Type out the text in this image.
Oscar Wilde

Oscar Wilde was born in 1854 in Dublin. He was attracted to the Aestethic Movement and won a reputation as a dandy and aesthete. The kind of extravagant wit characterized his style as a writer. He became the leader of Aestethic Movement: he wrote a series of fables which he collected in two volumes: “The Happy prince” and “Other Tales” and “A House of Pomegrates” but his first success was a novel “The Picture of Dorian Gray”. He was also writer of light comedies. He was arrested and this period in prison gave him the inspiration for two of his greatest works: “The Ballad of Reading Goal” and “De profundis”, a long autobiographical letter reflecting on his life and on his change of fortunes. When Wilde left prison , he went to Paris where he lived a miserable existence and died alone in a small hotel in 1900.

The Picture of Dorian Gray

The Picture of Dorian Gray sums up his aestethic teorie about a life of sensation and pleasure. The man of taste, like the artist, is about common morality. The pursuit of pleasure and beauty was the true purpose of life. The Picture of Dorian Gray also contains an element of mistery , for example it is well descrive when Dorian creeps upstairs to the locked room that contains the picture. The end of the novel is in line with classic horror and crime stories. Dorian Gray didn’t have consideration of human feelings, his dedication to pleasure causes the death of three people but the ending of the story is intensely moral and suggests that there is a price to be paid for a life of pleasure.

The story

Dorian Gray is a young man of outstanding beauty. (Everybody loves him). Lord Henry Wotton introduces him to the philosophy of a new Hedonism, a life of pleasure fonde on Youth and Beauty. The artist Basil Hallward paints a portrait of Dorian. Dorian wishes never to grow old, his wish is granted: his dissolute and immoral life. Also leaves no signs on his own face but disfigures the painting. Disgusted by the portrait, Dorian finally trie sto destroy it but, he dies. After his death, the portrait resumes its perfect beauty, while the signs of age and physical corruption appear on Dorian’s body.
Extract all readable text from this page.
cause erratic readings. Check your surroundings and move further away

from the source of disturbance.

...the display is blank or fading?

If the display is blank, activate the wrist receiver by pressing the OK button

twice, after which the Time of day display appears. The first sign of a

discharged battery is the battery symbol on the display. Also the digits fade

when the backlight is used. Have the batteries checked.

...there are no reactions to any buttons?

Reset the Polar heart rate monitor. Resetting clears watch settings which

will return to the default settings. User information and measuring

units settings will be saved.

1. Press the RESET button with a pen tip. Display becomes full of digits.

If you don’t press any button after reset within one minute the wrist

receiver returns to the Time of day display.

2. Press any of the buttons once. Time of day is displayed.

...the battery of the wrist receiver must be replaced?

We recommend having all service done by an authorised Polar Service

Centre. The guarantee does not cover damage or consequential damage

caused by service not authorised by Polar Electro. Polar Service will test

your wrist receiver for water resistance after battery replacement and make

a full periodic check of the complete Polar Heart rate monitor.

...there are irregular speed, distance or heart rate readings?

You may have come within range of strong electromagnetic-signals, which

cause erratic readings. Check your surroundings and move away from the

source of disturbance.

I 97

━━━━━━━━━━━━━━━━━━━━━━━━━━━━━━

- THE EXERCISE
Show, from the listing above, each line that contains the word "will".

- EXERCISE OUTPUT
will return to the default settings. User information and measuring
units settings will be saved.
caused by service not authorised by Polar Electro. Polar Service will test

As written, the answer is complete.